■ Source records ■

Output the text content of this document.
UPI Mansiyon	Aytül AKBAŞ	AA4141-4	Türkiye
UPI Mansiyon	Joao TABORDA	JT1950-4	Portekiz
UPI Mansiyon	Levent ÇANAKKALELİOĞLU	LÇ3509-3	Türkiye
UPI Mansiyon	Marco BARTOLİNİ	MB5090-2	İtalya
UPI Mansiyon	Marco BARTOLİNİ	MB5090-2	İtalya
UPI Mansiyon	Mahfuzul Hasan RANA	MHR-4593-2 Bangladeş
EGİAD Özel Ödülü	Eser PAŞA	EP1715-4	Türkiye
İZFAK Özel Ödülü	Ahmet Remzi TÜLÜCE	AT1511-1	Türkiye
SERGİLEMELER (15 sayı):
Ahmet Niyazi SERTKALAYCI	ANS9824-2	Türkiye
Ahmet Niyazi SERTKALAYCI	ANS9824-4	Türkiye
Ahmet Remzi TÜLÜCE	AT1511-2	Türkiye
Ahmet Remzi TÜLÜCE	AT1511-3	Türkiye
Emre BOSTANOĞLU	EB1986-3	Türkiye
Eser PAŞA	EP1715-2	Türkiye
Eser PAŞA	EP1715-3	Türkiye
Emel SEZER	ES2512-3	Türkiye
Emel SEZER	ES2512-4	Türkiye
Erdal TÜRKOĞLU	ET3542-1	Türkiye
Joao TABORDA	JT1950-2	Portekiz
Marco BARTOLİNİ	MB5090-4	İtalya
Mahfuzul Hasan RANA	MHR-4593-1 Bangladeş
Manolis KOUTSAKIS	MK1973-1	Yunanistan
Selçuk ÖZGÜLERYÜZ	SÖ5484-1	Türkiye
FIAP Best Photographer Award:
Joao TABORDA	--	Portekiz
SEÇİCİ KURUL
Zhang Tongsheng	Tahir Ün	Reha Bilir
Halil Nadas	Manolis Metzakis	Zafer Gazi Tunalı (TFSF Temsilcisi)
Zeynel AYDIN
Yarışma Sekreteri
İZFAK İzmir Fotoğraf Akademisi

■ Stated problem ■
Your task is to quote all of the data word for word.

■ Right answer ■
Output the text content of this document.
UPI Mansiyon	Aytül AKBAŞ	AA4141-4	Türkiye
UPI Mansiyon	Joao TABORDA	JT1950-4	Portekiz
UPI Mansiyon	Levent ÇANAKKALELİOĞLU	LÇ3509-3	Türkiye
UPI Mansiyon	Marco BARTOLİNİ	MB5090-2	İtalya
UPI Mansiyon	Marco BARTOLİNİ	MB5090-2	İtalya
UPI Mansiyon	Mahfuzul Hasan RANA	MHR-4593-2 Bangladeş
EGİAD Özel Ödülü	Eser PAŞA	EP1715-4	Türkiye
İZFAK Özel Ödülü	Ahmet Remzi TÜLÜCE	AT1511-1	Türkiye
SERGİLEMELER (15 sayı):
Ahmet Niyazi SERTKALAYCI	ANS9824-2	Türkiye
Ahmet Niyazi SERTKALAYCI	ANS9824-4	Türkiye
Ahmet Remzi TÜLÜCE	AT1511-2	Türkiye
Ahmet Remzi TÜLÜCE	AT1511-3	Türkiye
Emre BOSTANOĞLU	EB1986-3	Türkiye
Eser PAŞA	EP1715-2	Türkiye
Eser PAŞA	EP1715-3	Türkiye
Emel SEZER	ES2512-3	Türkiye
Emel SEZER	ES2512-4	Türkiye
Erdal TÜRKOĞLU	ET3542-1	Türkiye
Joao TABORDA	JT1950-2	Portekiz
Marco BARTOLİNİ	MB5090-4	İtalya
Mahfuzul Hasan RANA	MHR-4593-1 Bangladeş
Manolis KOUTSAKIS	MK1973-1	Yunanistan
Selçuk ÖZGÜLERYÜZ	SÖ5484-1	Türkiye
FIAP Best Photographer Award:
Joao TABORDA	--	Portekiz
SEÇİCİ KURUL
Zhang Tongsheng	Tahir Ün	Reha Bilir
Halil Nadas	Manolis Metzakis	Zafer Gazi Tunalı (TFSF Temsilcisi)
Zeynel AYDIN
Yarışma Sekreteri
İZFAK İzmir Fotoğraf Akademisi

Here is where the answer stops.